-- BEGIN Records for this task --

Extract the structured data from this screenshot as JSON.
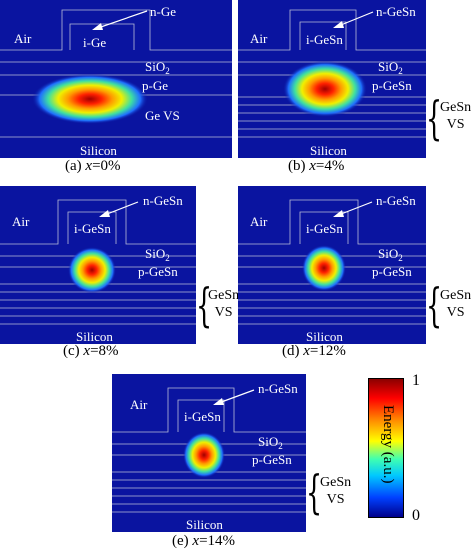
{
  "panels": [
    {
      "id": "a",
      "air": "Air",
      "top": "n-Ge",
      "mid": "i-Ge",
      "oxide": "SiO",
      "oxide_sub": "2",
      "doped": "p-Ge",
      "buffer": "Ge VS",
      "substrate": "Silicon",
      "caption_prefix": "(a) ",
      "caption_var": "x",
      "caption_val": "=0%"
    },
    {
      "id": "b",
      "air": "Air",
      "top": "n-GeSn",
      "mid": "i-GeSn",
      "oxide": "SiO",
      "oxide_sub": "2",
      "doped": "p-GeSn",
      "substrate": "Silicon",
      "caption_prefix": "(b) ",
      "caption_var": "x",
      "caption_val": "=4%"
    },
    {
      "id": "c",
      "air": "Air",
      "top": "n-GeSn",
      "mid": "i-GeSn",
      "oxide": "SiO",
      "oxide_sub": "2",
      "doped": "p-GeSn",
      "substrate": "Silicon",
      "caption_prefix": "(c) ",
      "caption_var": "x",
      "caption_val": "=8%"
    },
    {
      "id": "d",
      "air": "Air",
      "top": "n-GeSn",
      "mid": "i-GeSn",
      "oxide": "SiO",
      "oxide_sub": "2",
      "doped": "p-GeSn",
      "substrate": "Silicon",
      "caption_prefix": "(d) ",
      "caption_var": "x",
      "caption_val": "=12%"
    },
    {
      "id": "e",
      "air": "Air",
      "top": "n-GeSn",
      "mid": "i-GeSn",
      "oxide": "SiO",
      "oxide_sub": "2",
      "doped": "p-GeSn",
      "substrate": "Silicon",
      "caption_prefix": "(e) ",
      "caption_var": "x",
      "caption_val": "=14%"
    }
  ],
  "side_label": {
    "line1": "GeSn",
    "line2": "VS"
  },
  "colorbar": {
    "max": "1",
    "min": "0",
    "label": "Energy (a.u.)"
  },
  "colors": {
    "background": "#0a14a0",
    "outline": "#b8bcd8",
    "mode_peak": "#a00000"
  }
}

-- END Records for this task --

Your task: Repeat verbatim all the material, but not the pictures.

The completed task:
Extract the structured data from this screenshot as JSON.
{
  "panels": [
    {
      "id": "a",
      "air": "Air",
      "top": "n-Ge",
      "mid": "i-Ge",
      "oxide": "SiO",
      "oxide_sub": "2",
      "doped": "p-Ge",
      "buffer": "Ge VS",
      "substrate": "Silicon",
      "caption_prefix": "(a) ",
      "caption_var": "x",
      "caption_val": "=0%"
    },
    {
      "id": "b",
      "air": "Air",
      "top": "n-GeSn",
      "mid": "i-GeSn",
      "oxide": "SiO",
      "oxide_sub": "2",
      "doped": "p-GeSn",
      "substrate": "Silicon",
      "caption_prefix": "(b) ",
      "caption_var": "x",
      "caption_val": "=4%"
    },
    {
      "id": "c",
      "air": "Air",
      "top": "n-GeSn",
      "mid": "i-GeSn",
      "oxide": "SiO",
      "oxide_sub": "2",
      "doped": "p-GeSn",
      "substrate": "Silicon",
      "caption_prefix": "(c) ",
      "caption_var": "x",
      "caption_val": "=8%"
    },
    {
      "id": "d",
      "air": "Air",
      "top": "n-GeSn",
      "mid": "i-GeSn",
      "oxide": "SiO",
      "oxide_sub": "2",
      "doped": "p-GeSn",
      "substrate": "Silicon",
      "caption_prefix": "(d) ",
      "caption_var": "x",
      "caption_val": "=12%"
    },
    {
      "id": "e",
      "air": "Air",
      "top": "n-GeSn",
      "mid": "i-GeSn",
      "oxide": "SiO",
      "oxide_sub": "2",
      "doped": "p-GeSn",
      "substrate": "Silicon",
      "caption_prefix": "(e) ",
      "caption_var": "x",
      "caption_val": "=14%"
    }
  ],
  "side_label": {
    "line1": "GeSn",
    "line2": "VS"
  },
  "colorbar": {
    "max": "1",
    "min": "0",
    "label": "Energy (a.u.)"
  },
  "colors": {
    "background": "#0a14a0",
    "outline": "#b8bcd8",
    "mode_peak": "#a00000"
  }
}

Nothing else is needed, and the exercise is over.